Records contained in a dataset:

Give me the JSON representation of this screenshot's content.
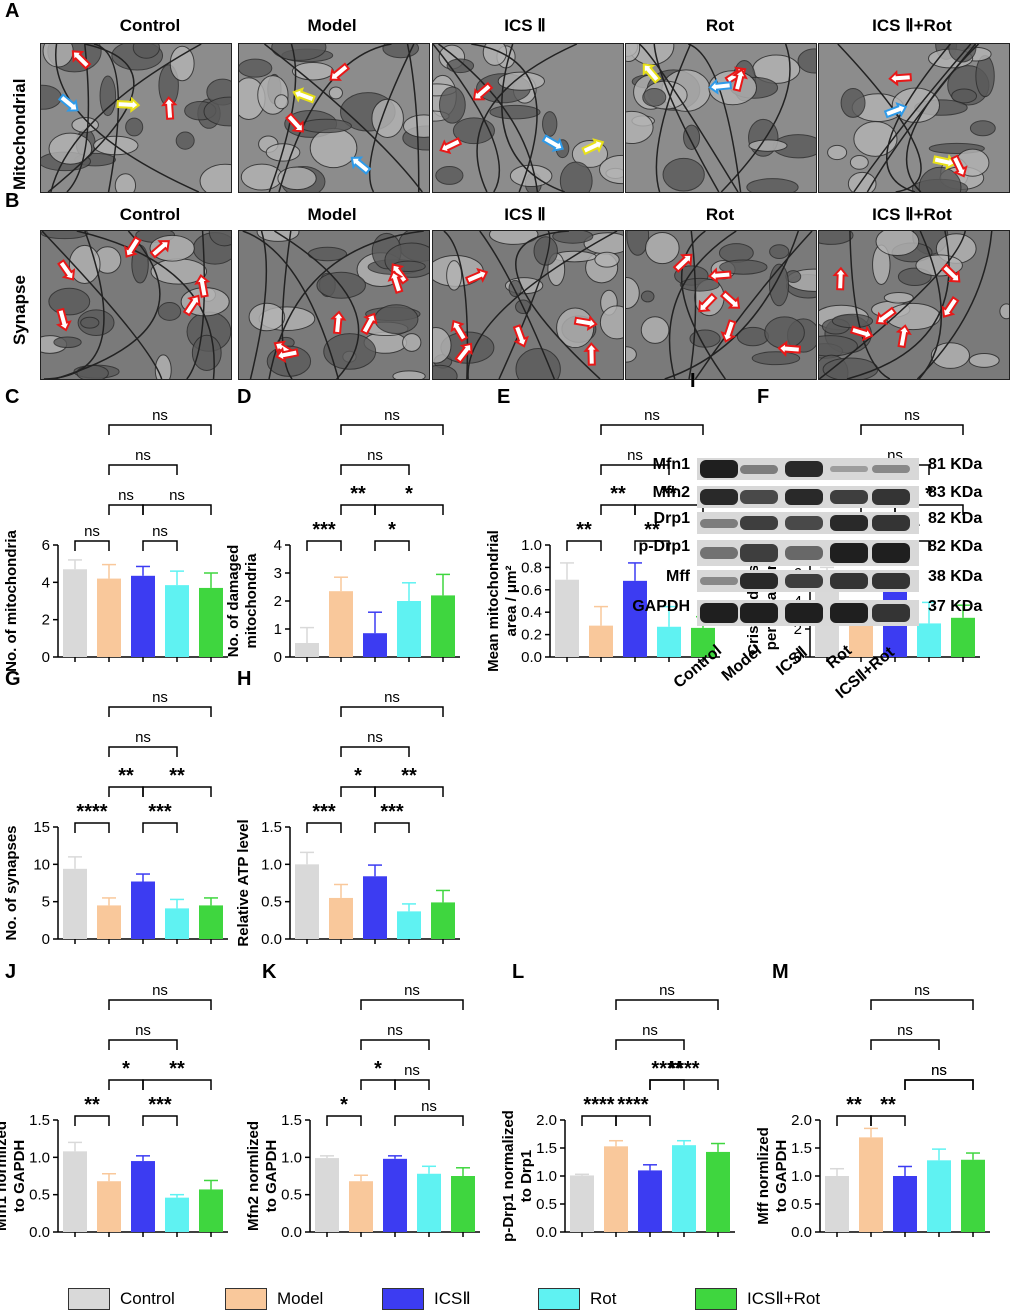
{
  "panel_letters": {
    "A": "A",
    "B": "B",
    "C": "C",
    "D": "D",
    "E": "E",
    "F": "F",
    "G": "G",
    "H": "H",
    "I": "I",
    "J": "J",
    "K": "K",
    "L": "L",
    "M": "M"
  },
  "groups": [
    "Control",
    "Model",
    "ICSⅡ",
    "Rot",
    "ICSⅡ+Rot"
  ],
  "colors": {
    "Control": "#d9d9d9",
    "Model": "#f9c89b",
    "ICSⅡ": "#3c3cf2",
    "Rot": "#5ff2f2",
    "ICSⅡ+Rot": "#3fd63f"
  },
  "micro_titles": [
    "Control",
    "Model",
    "ICS Ⅱ",
    "Rot",
    "ICS Ⅱ+Rot"
  ],
  "row_labels": {
    "A": "Mitochondrial",
    "B": "Synapse"
  },
  "wb": {
    "proteins": [
      "Mfn1",
      "Mfn2",
      "Drp1",
      "p-Drp1",
      "Mff",
      "GAPDH"
    ],
    "kda": [
      "81 KDa",
      "83 KDa",
      "82 KDa",
      "82 KDa",
      "38 KDa",
      "37 KDa"
    ],
    "lanes": [
      "Control",
      "Model",
      "ICSⅡ",
      "Rot",
      "ICSⅡ+Rot"
    ]
  },
  "legend": [
    "Control",
    "Model",
    "ICSⅡ",
    "Rot",
    "ICSⅡ+Rot"
  ],
  "chart_data": [
    {
      "id": "C",
      "type": "bar",
      "ylabel": "No. of mitochondria",
      "ylim": [
        0,
        6
      ],
      "yticks": [
        "0",
        "2",
        "4",
        "6"
      ],
      "values": [
        4.7,
        4.2,
        4.35,
        3.85,
        3.7
      ],
      "errors": [
        0.5,
        0.75,
        0.5,
        0.75,
        0.8
      ],
      "sig": [
        {
          "a": 0,
          "b": 1,
          "label": "ns"
        },
        {
          "a": 1,
          "b": 2,
          "label": "ns"
        },
        {
          "a": 2,
          "b": 3,
          "label": "ns"
        },
        {
          "a": 2,
          "b": 4,
          "label": "ns"
        },
        {
          "a": 1,
          "b": 3,
          "label": "ns"
        },
        {
          "a": 1,
          "b": 4,
          "label": "ns"
        }
      ]
    },
    {
      "id": "D",
      "type": "bar",
      "ylabel": "No. of damaged\nmitochondria",
      "ylim": [
        0,
        4
      ],
      "yticks": [
        "0",
        "1",
        "2",
        "3",
        "4"
      ],
      "values": [
        0.5,
        2.35,
        0.85,
        2.0,
        2.2
      ],
      "errors": [
        0.55,
        0.5,
        0.75,
        0.65,
        0.75
      ],
      "sig": [
        {
          "a": 0,
          "b": 1,
          "label": "***"
        },
        {
          "a": 1,
          "b": 2,
          "label": "**"
        },
        {
          "a": 2,
          "b": 3,
          "label": "*"
        },
        {
          "a": 2,
          "b": 4,
          "label": "*"
        },
        {
          "a": 1,
          "b": 3,
          "label": "ns"
        },
        {
          "a": 1,
          "b": 4,
          "label": "ns"
        }
      ]
    },
    {
      "id": "E",
      "type": "bar",
      "ylabel": "Mean mitochondrial\narea / μm²",
      "ylim": [
        0,
        1.0
      ],
      "yticks": [
        "0.0",
        "0.2",
        "0.4",
        "0.6",
        "0.8",
        "1.0"
      ],
      "values": [
        0.69,
        0.28,
        0.68,
        0.27,
        0.26
      ],
      "errors": [
        0.15,
        0.17,
        0.16,
        0.18,
        0.1
      ],
      "sig": [
        {
          "a": 0,
          "b": 1,
          "label": "**"
        },
        {
          "a": 1,
          "b": 2,
          "label": "**"
        },
        {
          "a": 2,
          "b": 3,
          "label": "**"
        },
        {
          "a": 2,
          "b": 4,
          "label": "**"
        },
        {
          "a": 1,
          "b": 3,
          "label": "ns"
        },
        {
          "a": 1,
          "b": 4,
          "label": "ns"
        }
      ]
    },
    {
      "id": "F",
      "type": "bar",
      "ylabel": "Cristae density\nper area / μm²",
      "ylim": [
        0,
        8
      ],
      "yticks": [
        "0",
        "2",
        "4",
        "6",
        "8"
      ],
      "values": [
        5.5,
        2.4,
        5.2,
        2.4,
        2.8
      ],
      "errors": [
        0.9,
        1.5,
        0.5,
        1.5,
        0.9
      ],
      "sig": [
        {
          "a": 0,
          "b": 1,
          "label": "**"
        },
        {
          "a": 1,
          "b": 2,
          "label": "**"
        },
        {
          "a": 2,
          "b": 3,
          "label": "**"
        },
        {
          "a": 2,
          "b": 4,
          "label": "*"
        },
        {
          "a": 1,
          "b": 3,
          "label": "ns"
        },
        {
          "a": 1,
          "b": 4,
          "label": "ns"
        }
      ]
    },
    {
      "id": "G",
      "type": "bar",
      "ylabel": "No. of synapses",
      "ylim": [
        0,
        15
      ],
      "yticks": [
        "0",
        "5",
        "10",
        "15"
      ],
      "values": [
        9.4,
        4.5,
        7.7,
        4.1,
        4.5
      ],
      "errors": [
        1.6,
        1.0,
        1.0,
        1.2,
        1.0
      ],
      "sig": [
        {
          "a": 0,
          "b": 1,
          "label": "****"
        },
        {
          "a": 1,
          "b": 2,
          "label": "**"
        },
        {
          "a": 2,
          "b": 3,
          "label": "***"
        },
        {
          "a": 2,
          "b": 4,
          "label": "**"
        },
        {
          "a": 1,
          "b": 3,
          "label": "ns"
        },
        {
          "a": 1,
          "b": 4,
          "label": "ns"
        }
      ]
    },
    {
      "id": "H",
      "type": "bar",
      "ylabel": "Relative ATP level",
      "ylim": [
        0,
        1.5
      ],
      "yticks": [
        "0.0",
        "0.5",
        "1.0",
        "1.5"
      ],
      "values": [
        1.0,
        0.55,
        0.84,
        0.37,
        0.49
      ],
      "errors": [
        0.16,
        0.18,
        0.15,
        0.1,
        0.16
      ],
      "sig": [
        {
          "a": 0,
          "b": 1,
          "label": "***"
        },
        {
          "a": 1,
          "b": 2,
          "label": "*"
        },
        {
          "a": 2,
          "b": 3,
          "label": "***"
        },
        {
          "a": 2,
          "b": 4,
          "label": "**"
        },
        {
          "a": 1,
          "b": 3,
          "label": "ns"
        },
        {
          "a": 1,
          "b": 4,
          "label": "ns"
        }
      ]
    },
    {
      "id": "J",
      "type": "bar",
      "ylabel": "Mfn1 normlized\nto GAPDH",
      "ylim": [
        0,
        1.5
      ],
      "yticks": [
        "0.0",
        "0.5",
        "1.0",
        "1.5"
      ],
      "values": [
        1.08,
        0.68,
        0.95,
        0.46,
        0.57
      ],
      "errors": [
        0.12,
        0.1,
        0.07,
        0.04,
        0.12
      ],
      "sig": [
        {
          "a": 0,
          "b": 1,
          "label": "**"
        },
        {
          "a": 1,
          "b": 2,
          "label": "*"
        },
        {
          "a": 2,
          "b": 3,
          "label": "***"
        },
        {
          "a": 2,
          "b": 4,
          "label": "**"
        },
        {
          "a": 1,
          "b": 3,
          "label": "ns"
        },
        {
          "a": 1,
          "b": 4,
          "label": "ns"
        }
      ]
    },
    {
      "id": "K",
      "type": "bar",
      "ylabel": "Mfn2 normlized\nto GAPDH",
      "ylim": [
        0,
        1.5
      ],
      "yticks": [
        "0.0",
        "0.5",
        "1.0",
        "1.5"
      ],
      "values": [
        0.99,
        0.68,
        0.98,
        0.78,
        0.75
      ],
      "errors": [
        0.03,
        0.08,
        0.04,
        0.1,
        0.11
      ],
      "sig": [
        {
          "a": 0,
          "b": 1,
          "label": "*"
        },
        {
          "a": 1,
          "b": 2,
          "label": "*"
        },
        {
          "a": 2,
          "b": 4,
          "label": "ns"
        },
        {
          "a": 2,
          "b": 3,
          "label": "ns"
        },
        {
          "a": 1,
          "b": 3,
          "label": "ns"
        },
        {
          "a": 1,
          "b": 4,
          "label": "ns"
        }
      ]
    },
    {
      "id": "L",
      "type": "bar",
      "ylabel": "p-Drp1 normalized\nto Drp1",
      "ylim": [
        0,
        2.0
      ],
      "yticks": [
        "0.0",
        "0.5",
        "1.0",
        "1.5",
        "2.0"
      ],
      "values": [
        1.01,
        1.53,
        1.1,
        1.55,
        1.43
      ],
      "errors": [
        0.02,
        0.1,
        0.1,
        0.08,
        0.15
      ],
      "sig": [
        {
          "a": 0,
          "b": 1,
          "label": "****"
        },
        {
          "a": 2,
          "b": 4,
          "label": "****"
        },
        {
          "a": 1,
          "b": 2,
          "label": "****"
        },
        {
          "a": 2,
          "b": 3,
          "label": "****"
        },
        {
          "a": 1,
          "b": 3,
          "label": "ns"
        },
        {
          "a": 1,
          "b": 4,
          "label": "ns"
        }
      ]
    },
    {
      "id": "M",
      "type": "bar",
      "ylabel": "Mff normlized\nto GAPDH",
      "ylim": [
        0,
        2.0
      ],
      "yticks": [
        "0.0",
        "0.5",
        "1.0",
        "1.5",
        "2.0"
      ],
      "values": [
        1.0,
        1.69,
        1.0,
        1.28,
        1.29
      ],
      "errors": [
        0.13,
        0.16,
        0.17,
        0.2,
        0.12
      ],
      "sig": [
        {
          "a": 0,
          "b": 1,
          "label": "**"
        },
        {
          "a": 2,
          "b": 4,
          "label": "ns"
        },
        {
          "a": 1,
          "b": 2,
          "label": "**"
        },
        {
          "a": 2,
          "b": 4,
          "label": "ns"
        },
        {
          "a": 1,
          "b": 3,
          "label": "ns"
        },
        {
          "a": 1,
          "b": 4,
          "label": "ns"
        }
      ]
    }
  ]
}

• _Aim of the task_:
Every line of the data above that includes "ylabel" should be listed.

• _Exercise answer_:
      "ylabel": "No. of mitochondria",
      "ylabel": "No. of damaged\nmitochondria",
      "ylabel": "Mean mitochondrial\narea / μm²",
      "ylabel": "Cristae density\nper area / μm²",
      "ylabel": "No. of synapses",
      "ylabel": "Relative ATP level",
      "ylabel": "Mfn1 normlized\nto GAPDH",
      "ylabel": "Mfn2 normlized\nto GAPDH",
      "ylabel": "p-Drp1 normalized\nto Drp1",
      "ylabel": "Mff normlized\nto GAPDH",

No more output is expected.